Task to complete:
Quote each line of the material verbatim, without the pictures.

** START Recorded data **

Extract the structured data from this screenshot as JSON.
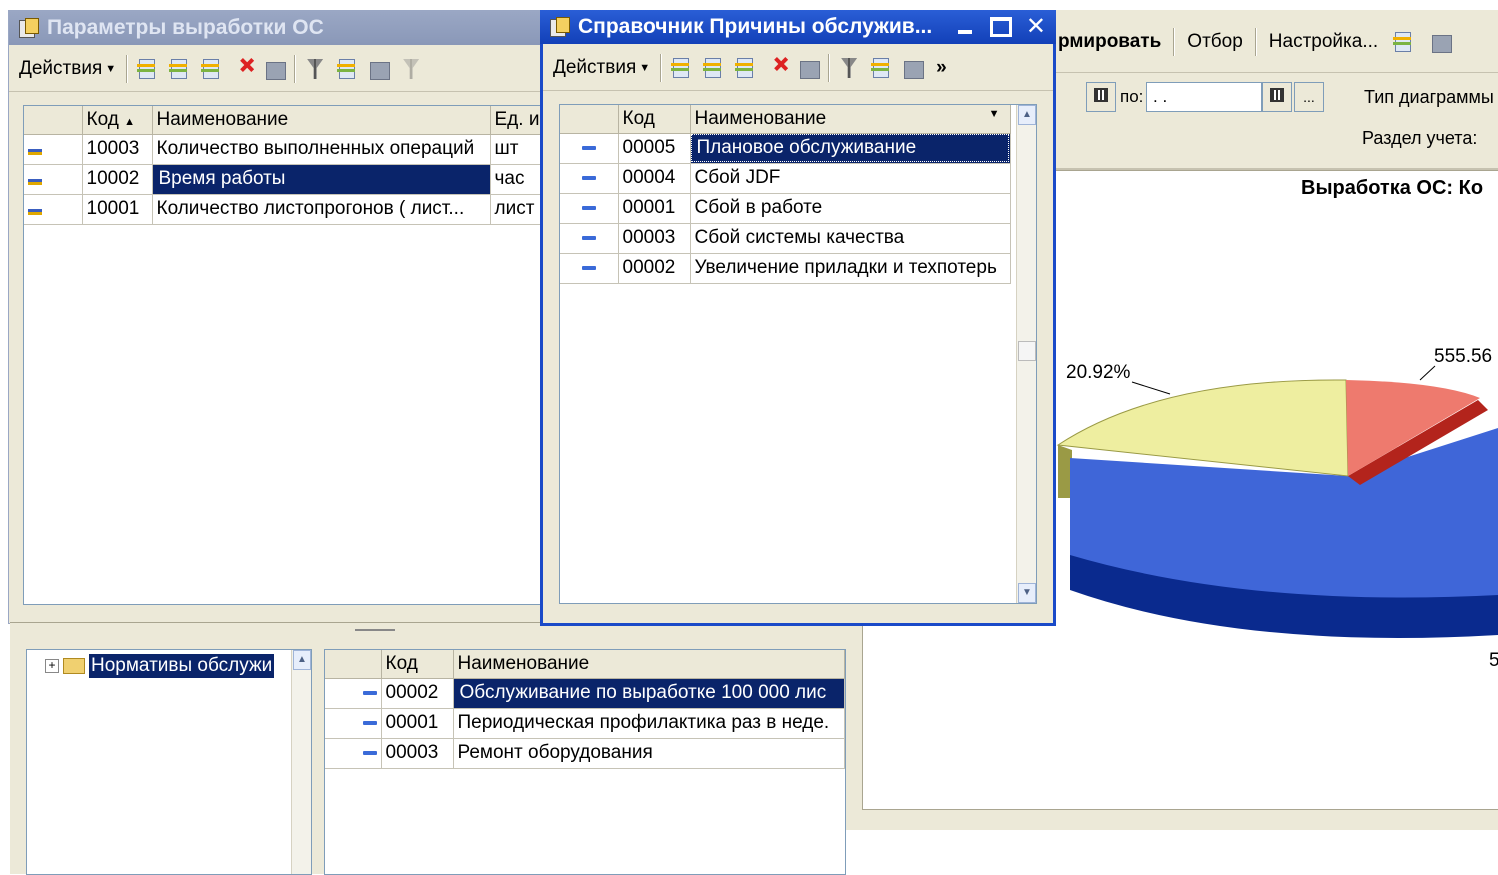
{
  "left_window": {
    "title": "Параметры выработки ОС",
    "actions_label": "Действия",
    "columns": [
      "Код",
      "Наименование",
      "Ед. и"
    ],
    "rows": [
      {
        "code": "10003",
        "name": "Количество выполненных операций",
        "unit": "шт"
      },
      {
        "code": "10002",
        "name": "Время работы",
        "unit": "час"
      },
      {
        "code": "10001",
        "name": "Количество листопрогонов  ( лист...",
        "unit": "лист"
      }
    ]
  },
  "middle_window": {
    "title": "Справочник Причины обслужив...",
    "actions_label": "Действия",
    "more_label": "»",
    "columns": [
      "Код",
      "Наименование"
    ],
    "rows": [
      {
        "code": "00005",
        "name": "Плановое обслуживание"
      },
      {
        "code": "00004",
        "name": "Сбой JDF"
      },
      {
        "code": "00001",
        "name": "Сбой в работе"
      },
      {
        "code": "00003",
        "name": "Сбой системы качества"
      },
      {
        "code": "00002",
        "name": "Увеличение приладки и техпотерь"
      }
    ]
  },
  "right_window": {
    "toolbar": {
      "generate": "рмировать",
      "filter": "Отбор",
      "settings": "Настройка..."
    },
    "to_label": "по:",
    "date_value": ". .",
    "ellipsis": "...",
    "chart_type_label": "Тип диаграммы",
    "section_label": "Раздел учета:",
    "report_title": "Выработка ОС: Ко",
    "chart_labels": {
      "yellow": "20.92%",
      "red": "555.56",
      "blue": "5"
    }
  },
  "chart_data": {
    "type": "pie",
    "title": "Выработка ОС: Ко",
    "series": [
      {
        "label": "20.92%",
        "value": 20.92,
        "color": "#eeeea0"
      },
      {
        "label": "555.56",
        "value": 10,
        "color": "#ee7a6e"
      },
      {
        "label": "5",
        "value": 69.08,
        "color": "#3f66d8"
      }
    ]
  },
  "bottom_window": {
    "tree_label": "Нормативы обслужи",
    "columns": [
      "Код",
      "Наименование"
    ],
    "rows": [
      {
        "code": "00002",
        "name": "Обслуживание по  выработке 100 000 лис"
      },
      {
        "code": "00001",
        "name": "Периодическая профилактика раз в неде."
      },
      {
        "code": "00003",
        "name": "Ремонт оборудования"
      }
    ]
  }
}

** END Recorded data **

Output:
Extract the structured data from this screenshot as JSON.
{
  "left_window": {
    "title": "Параметры выработки ОС",
    "actions_label": "Действия",
    "columns": [
      "Код",
      "Наименование",
      "Ед. и"
    ],
    "rows": [
      {
        "code": "10003",
        "name": "Количество выполненных операций",
        "unit": "шт"
      },
      {
        "code": "10002",
        "name": "Время работы",
        "unit": "час"
      },
      {
        "code": "10001",
        "name": "Количество листопрогонов  ( лист...",
        "unit": "лист"
      }
    ]
  },
  "middle_window": {
    "title": "Справочник Причины обслужив...",
    "actions_label": "Действия",
    "more_label": "»",
    "columns": [
      "Код",
      "Наименование"
    ],
    "rows": [
      {
        "code": "00005",
        "name": "Плановое обслуживание"
      },
      {
        "code": "00004",
        "name": "Сбой JDF"
      },
      {
        "code": "00001",
        "name": "Сбой в работе"
      },
      {
        "code": "00003",
        "name": "Сбой системы качества"
      },
      {
        "code": "00002",
        "name": "Увеличение приладки и техпотерь"
      }
    ]
  },
  "right_window": {
    "toolbar": {
      "generate": "рмировать",
      "filter": "Отбор",
      "settings": "Настройка..."
    },
    "to_label": "по:",
    "date_value": ". .",
    "ellipsis": "...",
    "chart_type_label": "Тип диаграммы",
    "section_label": "Раздел учета:",
    "report_title": "Выработка ОС: Ко",
    "chart_labels": {
      "yellow": "20.92%",
      "red": "555.56",
      "blue": "5"
    }
  },
  "chart_data": {
    "type": "pie",
    "title": "Выработка ОС: Ко",
    "series": [
      {
        "label": "20.92%",
        "value": 20.92,
        "color": "#eeeea0"
      },
      {
        "label": "555.56",
        "value": 10,
        "color": "#ee7a6e"
      },
      {
        "label": "5",
        "value": 69.08,
        "color": "#3f66d8"
      }
    ]
  },
  "bottom_window": {
    "tree_label": "Нормативы обслужи",
    "columns": [
      "Код",
      "Наименование"
    ],
    "rows": [
      {
        "code": "00002",
        "name": "Обслуживание по  выработке 100 000 лис"
      },
      {
        "code": "00001",
        "name": "Периодическая профилактика раз в неде."
      },
      {
        "code": "00003",
        "name": "Ремонт оборудования"
      }
    ]
  }
}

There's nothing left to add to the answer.